* _AIM OF THE TASK_
Restate the records below word for word.
## start ENTRIES SUPPLIED
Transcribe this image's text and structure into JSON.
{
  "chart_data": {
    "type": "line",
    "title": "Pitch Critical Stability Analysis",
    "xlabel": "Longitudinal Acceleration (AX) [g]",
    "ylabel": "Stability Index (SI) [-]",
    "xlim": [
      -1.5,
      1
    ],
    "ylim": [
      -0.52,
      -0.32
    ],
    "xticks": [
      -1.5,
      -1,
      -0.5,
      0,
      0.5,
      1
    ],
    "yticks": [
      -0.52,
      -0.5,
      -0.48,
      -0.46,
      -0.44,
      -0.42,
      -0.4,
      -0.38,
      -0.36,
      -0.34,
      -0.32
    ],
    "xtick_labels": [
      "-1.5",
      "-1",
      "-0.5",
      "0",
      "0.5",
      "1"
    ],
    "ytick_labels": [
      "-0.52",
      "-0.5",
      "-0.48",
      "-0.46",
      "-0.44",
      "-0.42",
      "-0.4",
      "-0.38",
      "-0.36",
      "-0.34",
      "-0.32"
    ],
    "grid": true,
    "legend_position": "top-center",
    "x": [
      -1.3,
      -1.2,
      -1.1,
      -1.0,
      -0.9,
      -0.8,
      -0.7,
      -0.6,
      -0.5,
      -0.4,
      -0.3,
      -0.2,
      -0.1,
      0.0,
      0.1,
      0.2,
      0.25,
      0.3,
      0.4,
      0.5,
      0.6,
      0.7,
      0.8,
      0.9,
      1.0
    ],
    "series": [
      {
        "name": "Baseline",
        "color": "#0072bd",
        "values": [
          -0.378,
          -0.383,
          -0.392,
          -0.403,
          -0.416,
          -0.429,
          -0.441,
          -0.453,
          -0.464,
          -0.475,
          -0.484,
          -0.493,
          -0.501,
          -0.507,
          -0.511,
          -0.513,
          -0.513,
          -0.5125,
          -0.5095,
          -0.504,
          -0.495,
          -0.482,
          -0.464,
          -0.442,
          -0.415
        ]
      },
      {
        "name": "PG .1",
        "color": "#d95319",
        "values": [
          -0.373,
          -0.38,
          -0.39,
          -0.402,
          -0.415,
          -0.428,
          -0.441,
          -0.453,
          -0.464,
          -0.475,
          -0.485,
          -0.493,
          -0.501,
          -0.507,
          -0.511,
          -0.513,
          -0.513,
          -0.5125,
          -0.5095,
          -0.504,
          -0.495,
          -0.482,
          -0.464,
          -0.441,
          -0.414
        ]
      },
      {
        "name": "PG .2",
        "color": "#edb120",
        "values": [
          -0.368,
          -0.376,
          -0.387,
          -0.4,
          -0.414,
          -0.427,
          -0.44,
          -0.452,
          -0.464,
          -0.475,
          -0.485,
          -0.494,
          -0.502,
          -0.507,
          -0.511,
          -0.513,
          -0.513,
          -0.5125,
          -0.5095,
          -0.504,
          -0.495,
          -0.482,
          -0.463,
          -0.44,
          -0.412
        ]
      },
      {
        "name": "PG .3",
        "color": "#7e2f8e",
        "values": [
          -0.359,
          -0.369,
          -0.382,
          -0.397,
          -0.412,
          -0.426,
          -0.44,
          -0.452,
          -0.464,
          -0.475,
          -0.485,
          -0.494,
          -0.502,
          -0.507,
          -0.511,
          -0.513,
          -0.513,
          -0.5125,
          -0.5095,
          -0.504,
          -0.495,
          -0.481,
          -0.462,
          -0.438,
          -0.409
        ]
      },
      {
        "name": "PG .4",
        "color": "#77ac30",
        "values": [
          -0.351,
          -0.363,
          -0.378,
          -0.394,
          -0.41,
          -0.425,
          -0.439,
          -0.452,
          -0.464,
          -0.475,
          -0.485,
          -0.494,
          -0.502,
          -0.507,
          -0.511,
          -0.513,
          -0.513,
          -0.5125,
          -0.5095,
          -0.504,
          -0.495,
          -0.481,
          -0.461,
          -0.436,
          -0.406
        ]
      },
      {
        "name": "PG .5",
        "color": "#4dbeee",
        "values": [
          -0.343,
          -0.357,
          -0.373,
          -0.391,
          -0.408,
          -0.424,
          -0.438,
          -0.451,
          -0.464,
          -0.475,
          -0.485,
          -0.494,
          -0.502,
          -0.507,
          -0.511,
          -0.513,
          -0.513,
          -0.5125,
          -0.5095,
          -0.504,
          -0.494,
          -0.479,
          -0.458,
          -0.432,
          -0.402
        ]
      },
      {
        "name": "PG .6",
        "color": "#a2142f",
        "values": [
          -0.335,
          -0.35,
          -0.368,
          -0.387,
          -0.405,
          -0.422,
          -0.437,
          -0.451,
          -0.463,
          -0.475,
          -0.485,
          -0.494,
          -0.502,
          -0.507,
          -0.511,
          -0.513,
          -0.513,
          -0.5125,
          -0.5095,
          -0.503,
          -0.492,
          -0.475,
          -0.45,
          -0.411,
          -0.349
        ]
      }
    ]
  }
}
## end ENTRIES SUPPLIED
* _COMPLETE ANSWER_
Transcribe this image's text and structure into JSON.
{
  "chart_data": {
    "type": "line",
    "title": "Pitch Critical Stability Analysis",
    "xlabel": "Longitudinal Acceleration (AX) [g]",
    "ylabel": "Stability Index (SI) [-]",
    "xlim": [
      -1.5,
      1
    ],
    "ylim": [
      -0.52,
      -0.32
    ],
    "xticks": [
      -1.5,
      -1,
      -0.5,
      0,
      0.5,
      1
    ],
    "yticks": [
      -0.52,
      -0.5,
      -0.48,
      -0.46,
      -0.44,
      -0.42,
      -0.4,
      -0.38,
      -0.36,
      -0.34,
      -0.32
    ],
    "xtick_labels": [
      "-1.5",
      "-1",
      "-0.5",
      "0",
      "0.5",
      "1"
    ],
    "ytick_labels": [
      "-0.52",
      "-0.5",
      "-0.48",
      "-0.46",
      "-0.44",
      "-0.42",
      "-0.4",
      "-0.38",
      "-0.36",
      "-0.34",
      "-0.32"
    ],
    "grid": true,
    "legend_position": "top-center",
    "x": [
      -1.3,
      -1.2,
      -1.1,
      -1.0,
      -0.9,
      -0.8,
      -0.7,
      -0.6,
      -0.5,
      -0.4,
      -0.3,
      -0.2,
      -0.1,
      0.0,
      0.1,
      0.2,
      0.25,
      0.3,
      0.4,
      0.5,
      0.6,
      0.7,
      0.8,
      0.9,
      1.0
    ],
    "series": [
      {
        "name": "Baseline",
        "color": "#0072bd",
        "values": [
          -0.378,
          -0.383,
          -0.392,
          -0.403,
          -0.416,
          -0.429,
          -0.441,
          -0.453,
          -0.464,
          -0.475,
          -0.484,
          -0.493,
          -0.501,
          -0.507,
          -0.511,
          -0.513,
          -0.513,
          -0.5125,
          -0.5095,
          -0.504,
          -0.495,
          -0.482,
          -0.464,
          -0.442,
          -0.415
        ]
      },
      {
        "name": "PG .1",
        "color": "#d95319",
        "values": [
          -0.373,
          -0.38,
          -0.39,
          -0.402,
          -0.415,
          -0.428,
          -0.441,
          -0.453,
          -0.464,
          -0.475,
          -0.485,
          -0.493,
          -0.501,
          -0.507,
          -0.511,
          -0.513,
          -0.513,
          -0.5125,
          -0.5095,
          -0.504,
          -0.495,
          -0.482,
          -0.464,
          -0.441,
          -0.414
        ]
      },
      {
        "name": "PG .2",
        "color": "#edb120",
        "values": [
          -0.368,
          -0.376,
          -0.387,
          -0.4,
          -0.414,
          -0.427,
          -0.44,
          -0.452,
          -0.464,
          -0.475,
          -0.485,
          -0.494,
          -0.502,
          -0.507,
          -0.511,
          -0.513,
          -0.513,
          -0.5125,
          -0.5095,
          -0.504,
          -0.495,
          -0.482,
          -0.463,
          -0.44,
          -0.412
        ]
      },
      {
        "name": "PG .3",
        "color": "#7e2f8e",
        "values": [
          -0.359,
          -0.369,
          -0.382,
          -0.397,
          -0.412,
          -0.426,
          -0.44,
          -0.452,
          -0.464,
          -0.475,
          -0.485,
          -0.494,
          -0.502,
          -0.507,
          -0.511,
          -0.513,
          -0.513,
          -0.5125,
          -0.5095,
          -0.504,
          -0.495,
          -0.481,
          -0.462,
          -0.438,
          -0.409
        ]
      },
      {
        "name": "PG .4",
        "color": "#77ac30",
        "values": [
          -0.351,
          -0.363,
          -0.378,
          -0.394,
          -0.41,
          -0.425,
          -0.439,
          -0.452,
          -0.464,
          -0.475,
          -0.485,
          -0.494,
          -0.502,
          -0.507,
          -0.511,
          -0.513,
          -0.513,
          -0.5125,
          -0.5095,
          -0.504,
          -0.495,
          -0.481,
          -0.461,
          -0.436,
          -0.406
        ]
      },
      {
        "name": "PG .5",
        "color": "#4dbeee",
        "values": [
          -0.343,
          -0.357,
          -0.373,
          -0.391,
          -0.408,
          -0.424,
          -0.438,
          -0.451,
          -0.464,
          -0.475,
          -0.485,
          -0.494,
          -0.502,
          -0.507,
          -0.511,
          -0.513,
          -0.513,
          -0.5125,
          -0.5095,
          -0.504,
          -0.494,
          -0.479,
          -0.458,
          -0.432,
          -0.402
        ]
      },
      {
        "name": "PG .6",
        "color": "#a2142f",
        "values": [
          -0.335,
          -0.35,
          -0.368,
          -0.387,
          -0.405,
          -0.422,
          -0.437,
          -0.451,
          -0.463,
          -0.475,
          -0.485,
          -0.494,
          -0.502,
          -0.507,
          -0.511,
          -0.513,
          -0.513,
          -0.5125,
          -0.5095,
          -0.503,
          -0.492,
          -0.475,
          -0.45,
          -0.411,
          -0.349
        ]
      }
    ]
  }
}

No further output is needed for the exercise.